> What you will do
Retype each entry below, keeping every character the same.

> Information given
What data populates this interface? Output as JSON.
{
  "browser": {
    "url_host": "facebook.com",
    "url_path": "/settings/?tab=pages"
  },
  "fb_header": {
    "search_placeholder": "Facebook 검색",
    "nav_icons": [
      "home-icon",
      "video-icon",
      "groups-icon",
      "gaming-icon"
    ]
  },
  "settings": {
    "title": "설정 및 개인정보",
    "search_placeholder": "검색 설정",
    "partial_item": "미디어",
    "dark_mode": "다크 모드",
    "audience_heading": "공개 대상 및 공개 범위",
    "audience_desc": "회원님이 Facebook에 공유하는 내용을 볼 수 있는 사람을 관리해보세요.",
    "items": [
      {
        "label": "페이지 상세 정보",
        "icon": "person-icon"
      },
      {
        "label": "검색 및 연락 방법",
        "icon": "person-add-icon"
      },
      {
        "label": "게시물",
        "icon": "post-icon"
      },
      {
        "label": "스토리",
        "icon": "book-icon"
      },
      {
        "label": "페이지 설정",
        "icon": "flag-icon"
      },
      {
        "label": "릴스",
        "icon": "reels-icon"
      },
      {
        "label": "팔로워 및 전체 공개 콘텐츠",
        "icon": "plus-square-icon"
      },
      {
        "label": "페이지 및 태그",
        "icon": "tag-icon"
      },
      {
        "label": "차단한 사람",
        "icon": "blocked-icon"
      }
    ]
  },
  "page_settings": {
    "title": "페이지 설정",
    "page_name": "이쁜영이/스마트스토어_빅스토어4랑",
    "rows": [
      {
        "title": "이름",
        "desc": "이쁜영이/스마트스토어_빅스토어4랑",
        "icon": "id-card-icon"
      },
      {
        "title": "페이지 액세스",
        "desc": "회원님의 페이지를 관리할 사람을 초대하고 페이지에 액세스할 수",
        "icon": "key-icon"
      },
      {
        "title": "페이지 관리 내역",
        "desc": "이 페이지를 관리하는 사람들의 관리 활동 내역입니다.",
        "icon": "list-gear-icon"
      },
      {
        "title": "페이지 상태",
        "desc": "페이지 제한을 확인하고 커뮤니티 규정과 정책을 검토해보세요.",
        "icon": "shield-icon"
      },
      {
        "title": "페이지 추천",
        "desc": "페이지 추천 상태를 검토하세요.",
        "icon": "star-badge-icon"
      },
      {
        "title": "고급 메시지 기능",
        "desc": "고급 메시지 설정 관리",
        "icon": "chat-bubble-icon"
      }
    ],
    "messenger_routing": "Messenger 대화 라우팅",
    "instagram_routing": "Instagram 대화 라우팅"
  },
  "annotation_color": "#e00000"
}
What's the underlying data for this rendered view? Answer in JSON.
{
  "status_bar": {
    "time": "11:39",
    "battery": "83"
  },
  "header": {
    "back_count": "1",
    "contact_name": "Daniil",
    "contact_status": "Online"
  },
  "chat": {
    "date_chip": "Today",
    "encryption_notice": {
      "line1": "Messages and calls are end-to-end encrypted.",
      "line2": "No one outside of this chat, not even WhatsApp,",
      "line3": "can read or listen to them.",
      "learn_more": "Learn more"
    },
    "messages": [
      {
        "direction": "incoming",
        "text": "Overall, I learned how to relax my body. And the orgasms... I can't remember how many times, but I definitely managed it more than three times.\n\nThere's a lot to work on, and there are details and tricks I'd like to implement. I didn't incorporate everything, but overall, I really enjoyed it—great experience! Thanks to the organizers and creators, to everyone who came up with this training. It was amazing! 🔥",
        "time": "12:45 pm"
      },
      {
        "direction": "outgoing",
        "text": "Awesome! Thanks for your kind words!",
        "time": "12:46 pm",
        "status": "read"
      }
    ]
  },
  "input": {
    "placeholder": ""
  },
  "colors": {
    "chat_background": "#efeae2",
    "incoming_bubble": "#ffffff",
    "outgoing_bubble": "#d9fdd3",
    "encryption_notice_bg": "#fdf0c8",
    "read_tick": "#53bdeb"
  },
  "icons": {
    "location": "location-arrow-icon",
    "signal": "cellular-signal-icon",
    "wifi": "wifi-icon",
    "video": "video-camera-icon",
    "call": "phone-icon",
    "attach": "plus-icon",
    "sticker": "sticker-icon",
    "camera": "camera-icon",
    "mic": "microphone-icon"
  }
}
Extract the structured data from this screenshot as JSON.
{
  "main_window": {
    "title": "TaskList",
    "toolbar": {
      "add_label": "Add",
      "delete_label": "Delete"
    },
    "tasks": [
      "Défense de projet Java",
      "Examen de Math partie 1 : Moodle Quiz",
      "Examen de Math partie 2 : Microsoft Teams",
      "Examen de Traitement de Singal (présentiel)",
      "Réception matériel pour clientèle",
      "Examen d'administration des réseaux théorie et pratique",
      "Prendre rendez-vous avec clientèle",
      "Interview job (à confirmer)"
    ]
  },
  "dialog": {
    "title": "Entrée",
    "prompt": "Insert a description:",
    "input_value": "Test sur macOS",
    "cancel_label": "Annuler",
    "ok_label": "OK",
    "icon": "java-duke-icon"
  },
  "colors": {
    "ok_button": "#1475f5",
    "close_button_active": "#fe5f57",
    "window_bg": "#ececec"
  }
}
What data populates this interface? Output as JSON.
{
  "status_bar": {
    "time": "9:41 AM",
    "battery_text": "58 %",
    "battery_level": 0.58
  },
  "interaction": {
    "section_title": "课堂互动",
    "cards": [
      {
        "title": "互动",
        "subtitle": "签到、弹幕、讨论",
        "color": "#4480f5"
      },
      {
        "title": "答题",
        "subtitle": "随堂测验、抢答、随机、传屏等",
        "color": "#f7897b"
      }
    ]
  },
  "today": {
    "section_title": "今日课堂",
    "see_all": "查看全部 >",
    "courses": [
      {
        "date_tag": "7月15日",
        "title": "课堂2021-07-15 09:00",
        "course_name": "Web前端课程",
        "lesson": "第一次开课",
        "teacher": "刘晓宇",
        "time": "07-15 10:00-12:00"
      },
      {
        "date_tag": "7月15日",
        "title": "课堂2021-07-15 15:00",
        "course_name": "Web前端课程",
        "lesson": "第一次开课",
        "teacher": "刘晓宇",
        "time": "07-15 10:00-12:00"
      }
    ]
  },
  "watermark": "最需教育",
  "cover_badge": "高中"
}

> Task response
What data populates this interface? Output as JSON.
{
  "browser": {
    "url_host": "facebook.com",
    "url_path": "/settings/?tab=pages"
  },
  "fb_header": {
    "search_placeholder": "Facebook 검색",
    "nav_icons": [
      "home-icon",
      "video-icon",
      "groups-icon",
      "gaming-icon"
    ]
  },
  "settings": {
    "title": "설정 및 개인정보",
    "search_placeholder": "검색 설정",
    "partial_item": "미디어",
    "dark_mode": "다크 모드",
    "audience_heading": "공개 대상 및 공개 범위",
    "audience_desc": "회원님이 Facebook에 공유하는 내용을 볼 수 있는 사람을 관리해보세요.",
    "items": [
      {
        "label": "페이지 상세 정보",
        "icon": "person-icon"
      },
      {
        "label": "검색 및 연락 방법",
        "icon": "person-add-icon"
      },
      {
        "label": "게시물",
        "icon": "post-icon"
      },
      {
        "label": "스토리",
        "icon": "book-icon"
      },
      {
        "label": "페이지 설정",
        "icon": "flag-icon"
      },
      {
        "label": "릴스",
        "icon": "reels-icon"
      },
      {
        "label": "팔로워 및 전체 공개 콘텐츠",
        "icon": "plus-square-icon"
      },
      {
        "label": "페이지 및 태그",
        "icon": "tag-icon"
      },
      {
        "label": "차단한 사람",
        "icon": "blocked-icon"
      }
    ]
  },
  "page_settings": {
    "title": "페이지 설정",
    "page_name": "이쁜영이/스마트스토어_빅스토어4랑",
    "rows": [
      {
        "title": "이름",
        "desc": "이쁜영이/스마트스토어_빅스토어4랑",
        "icon": "id-card-icon"
      },
      {
        "title": "페이지 액세스",
        "desc": "회원님의 페이지를 관리할 사람을 초대하고 페이지에 액세스할 수",
        "icon": "key-icon"
      },
      {
        "title": "페이지 관리 내역",
        "desc": "이 페이지를 관리하는 사람들의 관리 활동 내역입니다.",
        "icon": "list-gear-icon"
      },
      {
        "title": "페이지 상태",
        "desc": "페이지 제한을 확인하고 커뮤니티 규정과 정책을 검토해보세요.",
        "icon": "shield-icon"
      },
      {
        "title": "페이지 추천",
        "desc": "페이지 추천 상태를 검토하세요.",
        "icon": "star-badge-icon"
      },
      {
        "title": "고급 메시지 기능",
        "desc": "고급 메시지 설정 관리",
        "icon": "chat-bubble-icon"
      }
    ],
    "messenger_routing": "Messenger 대화 라우팅",
    "instagram_routing": "Instagram 대화 라우팅"
  },
  "annotation_color": "#e00000"
}
What's the underlying data for this rendered view? Answer in JSON.
{
  "status_bar": {
    "time": "11:39",
    "battery": "83"
  },
  "header": {
    "back_count": "1",
    "contact_name": "Daniil",
    "contact_status": "Online"
  },
  "chat": {
    "date_chip": "Today",
    "encryption_notice": {
      "line1": "Messages and calls are end-to-end encrypted.",
      "line2": "No one outside of this chat, not even WhatsApp,",
      "line3": "can read or listen to them.",
      "learn_more": "Learn more"
    },
    "messages": [
      {
        "direction": "incoming",
        "text": "Overall, I learned how to relax my body. And the orgasms... I can't remember how many times, but I definitely managed it more than three times.\n\nThere's a lot to work on, and there are details and tricks I'd like to implement. I didn't incorporate everything, but overall, I really enjoyed it—great experience! Thanks to the organizers and creators, to everyone who came up with this training. It was amazing! 🔥",
        "time": "12:45 pm"
      },
      {
        "direction": "outgoing",
        "text": "Awesome! Thanks for your kind words!",
        "time": "12:46 pm",
        "status": "read"
      }
    ]
  },
  "input": {
    "placeholder": ""
  },
  "colors": {
    "chat_background": "#efeae2",
    "incoming_bubble": "#ffffff",
    "outgoing_bubble": "#d9fdd3",
    "encryption_notice_bg": "#fdf0c8",
    "read_tick": "#53bdeb"
  },
  "icons": {
    "location": "location-arrow-icon",
    "signal": "cellular-signal-icon",
    "wifi": "wifi-icon",
    "video": "video-camera-icon",
    "call": "phone-icon",
    "attach": "plus-icon",
    "sticker": "sticker-icon",
    "camera": "camera-icon",
    "mic": "microphone-icon"
  }
}
Extract the structured data from this screenshot as JSON.
{
  "main_window": {
    "title": "TaskList",
    "toolbar": {
      "add_label": "Add",
      "delete_label": "Delete"
    },
    "tasks": [
      "Défense de projet Java",
      "Examen de Math partie 1 : Moodle Quiz",
      "Examen de Math partie 2 : Microsoft Teams",
      "Examen de Traitement de Singal (présentiel)",
      "Réception matériel pour clientèle",
      "Examen d'administration des réseaux théorie et pratique",
      "Prendre rendez-vous avec clientèle",
      "Interview job (à confirmer)"
    ]
  },
  "dialog": {
    "title": "Entrée",
    "prompt": "Insert a description:",
    "input_value": "Test sur macOS",
    "cancel_label": "Annuler",
    "ok_label": "OK",
    "icon": "java-duke-icon"
  },
  "colors": {
    "ok_button": "#1475f5",
    "close_button_active": "#fe5f57",
    "window_bg": "#ececec"
  }
}
What data populates this interface? Output as JSON.
{
  "status_bar": {
    "time": "9:41 AM",
    "battery_text": "58 %",
    "battery_level": 0.58
  },
  "interaction": {
    "section_title": "课堂互动",
    "cards": [
      {
        "title": "互动",
        "subtitle": "签到、弹幕、讨论",
        "color": "#4480f5"
      },
      {
        "title": "答题",
        "subtitle": "随堂测验、抢答、随机、传屏等",
        "color": "#f7897b"
      }
    ]
  },
  "today": {
    "section_title": "今日课堂",
    "see_all": "查看全部 >",
    "courses": [
      {
        "date_tag": "7月15日",
        "title": "课堂2021-07-15 09:00",
        "course_name": "Web前端课程",
        "lesson": "第一次开课",
        "teacher": "刘晓宇",
        "time": "07-15 10:00-12:00"
      },
      {
        "date_tag": "7月15日",
        "title": "课堂2021-07-15 15:00",
        "course_name": "Web前端课程",
        "lesson": "第一次开课",
        "teacher": "刘晓宇",
        "time": "07-15 10:00-12:00"
      }
    ]
  },
  "watermark": "最需教育",
  "cover_badge": "高中"
}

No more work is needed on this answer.